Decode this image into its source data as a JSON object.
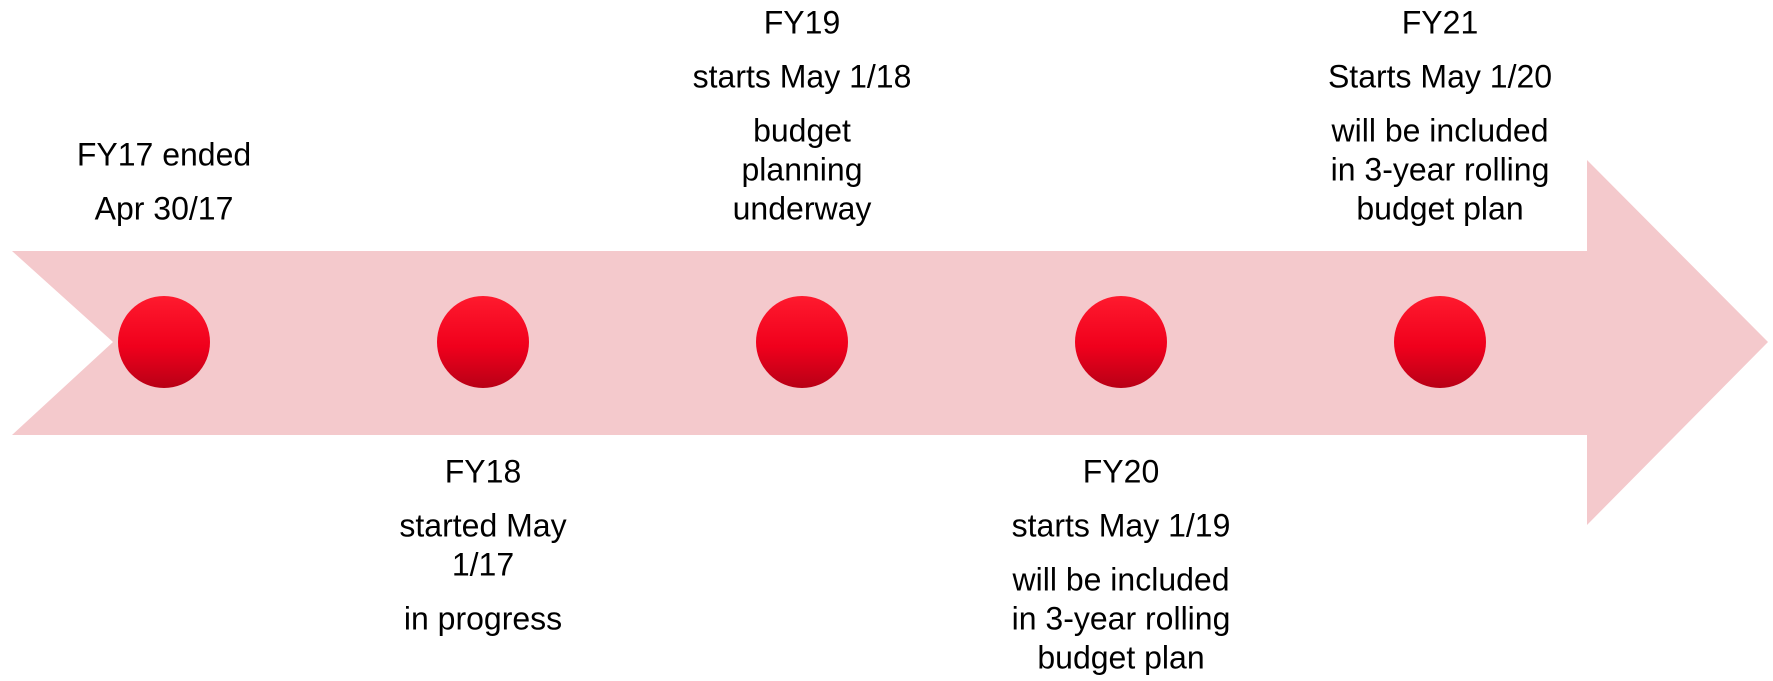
{
  "milestones": [
    {
      "paragraphs": [
        [
          "FY17  ended"
        ],
        [
          "Apr 30/17"
        ]
      ]
    },
    {
      "paragraphs": [
        [
          "FY18"
        ],
        [
          "started May",
          "1/17"
        ],
        [
          "in progress"
        ]
      ]
    },
    {
      "paragraphs": [
        [
          "FY19"
        ],
        [
          "starts May 1/18"
        ],
        [
          "budget",
          "planning",
          "underway"
        ]
      ]
    },
    {
      "paragraphs": [
        [
          "FY20"
        ],
        [
          "starts May 1/19"
        ],
        [
          "will be included",
          "in 3-year rolling",
          "budget plan"
        ]
      ]
    },
    {
      "paragraphs": [
        [
          "FY21"
        ],
        [
          "Starts May 1/20"
        ],
        [
          "will be included",
          "in 3-year rolling",
          "budget plan"
        ]
      ]
    }
  ]
}
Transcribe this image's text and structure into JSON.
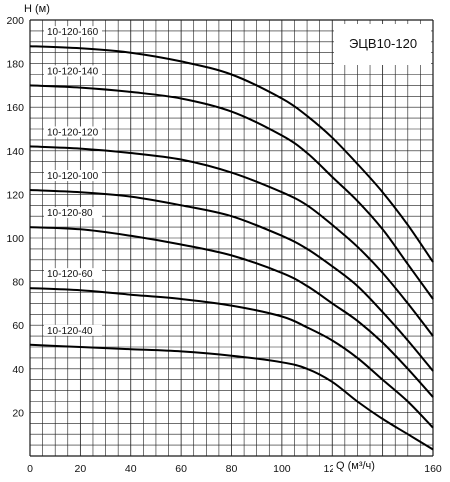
{
  "chart_data": {
    "type": "line",
    "title": "ЭЦВ10-120",
    "xlabel": "Q (м³/ч)",
    "ylabel": "Н (м)",
    "xlim": [
      0,
      160
    ],
    "ylim": [
      0,
      200
    ],
    "x_ticks": [
      "0",
      "20",
      "40",
      "60",
      "80",
      "100",
      "120",
      "140",
      "160"
    ],
    "y_ticks": [
      "20",
      "40",
      "60",
      "80",
      "100",
      "120",
      "140",
      "160",
      "180",
      "200"
    ],
    "grid": true,
    "series": [
      {
        "name": "10-120-160",
        "x": [
          0,
          20,
          40,
          60,
          80,
          100,
          110,
          120,
          130,
          140,
          150,
          160
        ],
        "y": [
          188,
          187,
          185,
          181,
          175,
          164,
          156,
          146,
          134,
          121,
          106,
          89
        ]
      },
      {
        "name": "10-120-140",
        "x": [
          0,
          20,
          40,
          60,
          80,
          100,
          110,
          120,
          130,
          140,
          150,
          160
        ],
        "y": [
          170,
          169,
          167,
          164,
          158,
          147,
          139,
          128,
          117,
          104,
          88,
          72
        ]
      },
      {
        "name": "10-120-120",
        "x": [
          0,
          20,
          40,
          60,
          80,
          100,
          110,
          120,
          130,
          140,
          150,
          160
        ],
        "y": [
          142,
          141,
          139,
          136,
          130,
          121,
          115,
          106,
          96,
          84,
          70,
          55
        ]
      },
      {
        "name": "10-120-100",
        "x": [
          0,
          20,
          40,
          60,
          80,
          100,
          110,
          120,
          130,
          140,
          150,
          160
        ],
        "y": [
          122,
          121,
          119,
          115,
          110,
          101,
          95,
          87,
          78,
          66,
          53,
          39
        ]
      },
      {
        "name": "10-120-80",
        "x": [
          0,
          20,
          40,
          60,
          80,
          100,
          110,
          120,
          130,
          140,
          150,
          160
        ],
        "y": [
          105,
          104,
          101,
          97,
          92,
          84,
          78,
          70,
          62,
          52,
          40,
          27
        ]
      },
      {
        "name": "10-120-60",
        "x": [
          0,
          20,
          40,
          60,
          80,
          100,
          110,
          120,
          130,
          140,
          150,
          160
        ],
        "y": [
          77,
          76,
          74,
          72,
          69,
          64,
          59,
          53,
          45,
          35,
          25,
          13
        ]
      },
      {
        "name": "10-120-40",
        "x": [
          0,
          20,
          40,
          60,
          80,
          100,
          110,
          120,
          130,
          140,
          150,
          160
        ],
        "y": [
          51,
          50,
          49,
          48,
          46,
          43,
          40,
          34,
          25,
          17,
          10,
          3
        ]
      }
    ]
  }
}
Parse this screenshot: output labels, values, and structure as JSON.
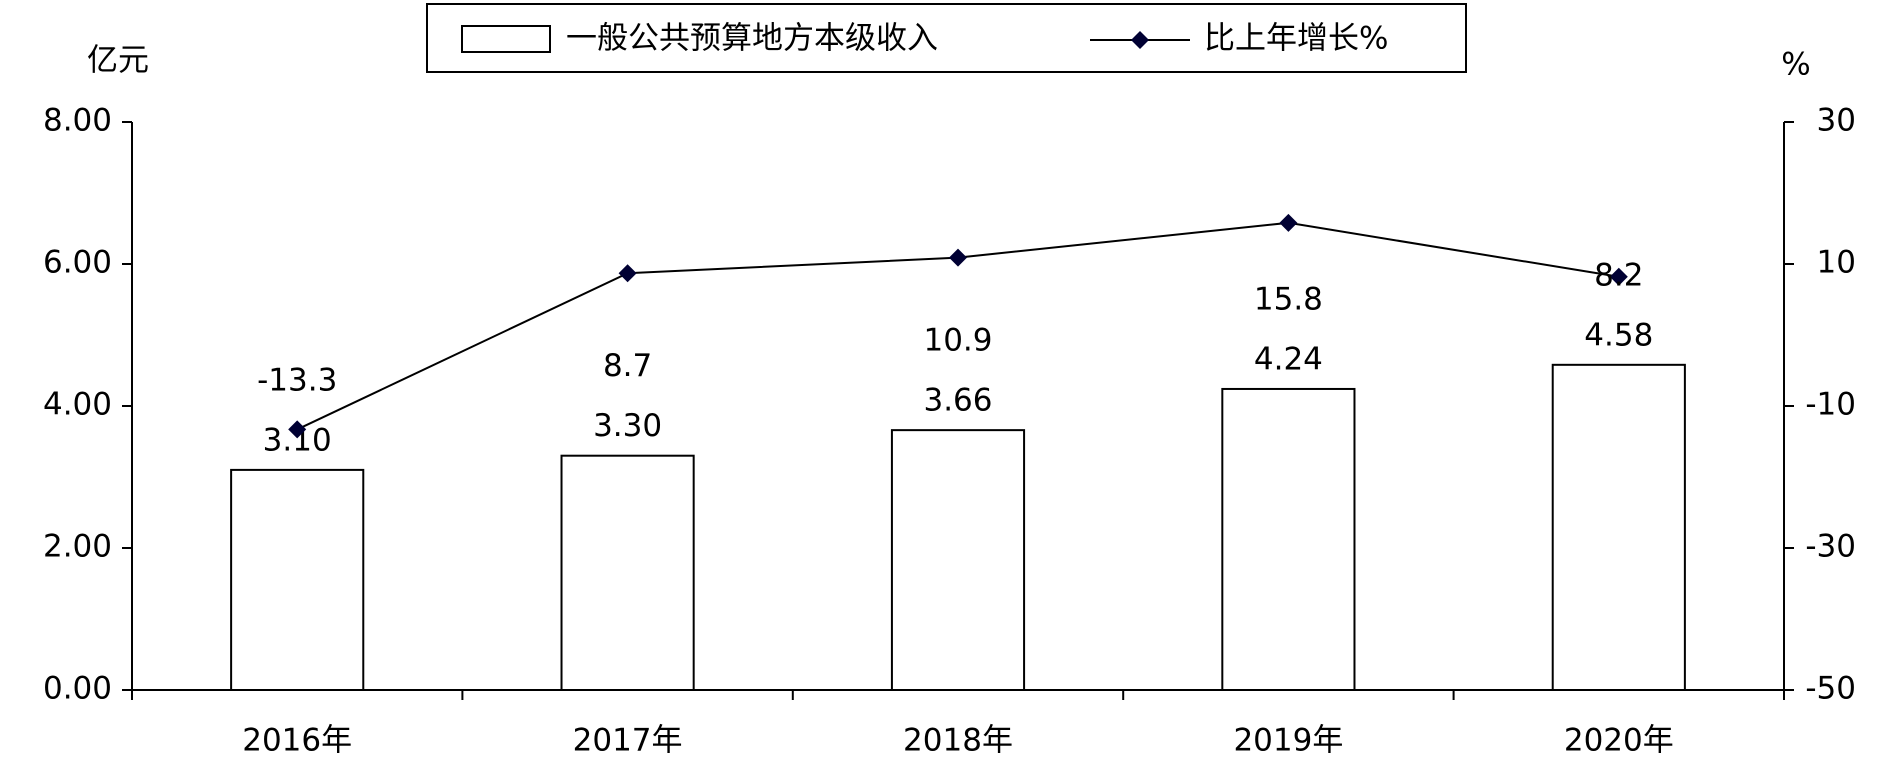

### EXERCISE
Each line above is to be copied verbatim. Drop any image from the copy.

### SOLVED EXERCISE
Decode this image into its source data as a JSON object.
{
  "milestones": [
    {
      "paragraphs": [
        [
          "FY17  ended"
        ],
        [
          "Apr 30/17"
        ]
      ]
    },
    {
      "paragraphs": [
        [
          "FY18"
        ],
        [
          "started May",
          "1/17"
        ],
        [
          "in progress"
        ]
      ]
    },
    {
      "paragraphs": [
        [
          "FY19"
        ],
        [
          "starts May 1/18"
        ],
        [
          "budget",
          "planning",
          "underway"
        ]
      ]
    },
    {
      "paragraphs": [
        [
          "FY20"
        ],
        [
          "starts May 1/19"
        ],
        [
          "will be included",
          "in 3-year rolling",
          "budget plan"
        ]
      ]
    },
    {
      "paragraphs": [
        [
          "FY21"
        ],
        [
          "Starts May 1/20"
        ],
        [
          "will be included",
          "in 3-year rolling",
          "budget plan"
        ]
      ]
    }
  ]
}
Transcribe this image's text and structure into JSON.
{
  "chart_data": {
    "type": "line",
    "title": "ЭЦВ10-120",
    "xlabel": "Q (м³/ч)",
    "ylabel": "Н (м)",
    "xlim": [
      0,
      160
    ],
    "ylim": [
      0,
      200
    ],
    "x_ticks": [
      "0",
      "20",
      "40",
      "60",
      "80",
      "100",
      "120",
      "140",
      "160"
    ],
    "y_ticks": [
      "20",
      "40",
      "60",
      "80",
      "100",
      "120",
      "140",
      "160",
      "180",
      "200"
    ],
    "grid": true,
    "series": [
      {
        "name": "10-120-160",
        "x": [
          0,
          20,
          40,
          60,
          80,
          100,
          110,
          120,
          130,
          140,
          150,
          160
        ],
        "y": [
          188,
          187,
          185,
          181,
          175,
          164,
          156,
          146,
          134,
          121,
          106,
          89
        ]
      },
      {
        "name": "10-120-140",
        "x": [
          0,
          20,
          40,
          60,
          80,
          100,
          110,
          120,
          130,
          140,
          150,
          160
        ],
        "y": [
          170,
          169,
          167,
          164,
          158,
          147,
          139,
          128,
          117,
          104,
          88,
          72
        ]
      },
      {
        "name": "10-120-120",
        "x": [
          0,
          20,
          40,
          60,
          80,
          100,
          110,
          120,
          130,
          140,
          150,
          160
        ],
        "y": [
          142,
          141,
          139,
          136,
          130,
          121,
          115,
          106,
          96,
          84,
          70,
          55
        ]
      },
      {
        "name": "10-120-100",
        "x": [
          0,
          20,
          40,
          60,
          80,
          100,
          110,
          120,
          130,
          140,
          150,
          160
        ],
        "y": [
          122,
          121,
          119,
          115,
          110,
          101,
          95,
          87,
          78,
          66,
          53,
          39
        ]
      },
      {
        "name": "10-120-80",
        "x": [
          0,
          20,
          40,
          60,
          80,
          100,
          110,
          120,
          130,
          140,
          150,
          160
        ],
        "y": [
          105,
          104,
          101,
          97,
          92,
          84,
          78,
          70,
          62,
          52,
          40,
          27
        ]
      },
      {
        "name": "10-120-60",
        "x": [
          0,
          20,
          40,
          60,
          80,
          100,
          110,
          120,
          130,
          140,
          150,
          160
        ],
        "y": [
          77,
          76,
          74,
          72,
          69,
          64,
          59,
          53,
          45,
          35,
          25,
          13
        ]
      },
      {
        "name": "10-120-40",
        "x": [
          0,
          20,
          40,
          60,
          80,
          100,
          110,
          120,
          130,
          140,
          150,
          160
        ],
        "y": [
          51,
          50,
          49,
          48,
          46,
          43,
          40,
          34,
          25,
          17,
          10,
          3
        ]
      }
    ]
  }
}
Parse this screenshot: output labels, values, and structure as JSON.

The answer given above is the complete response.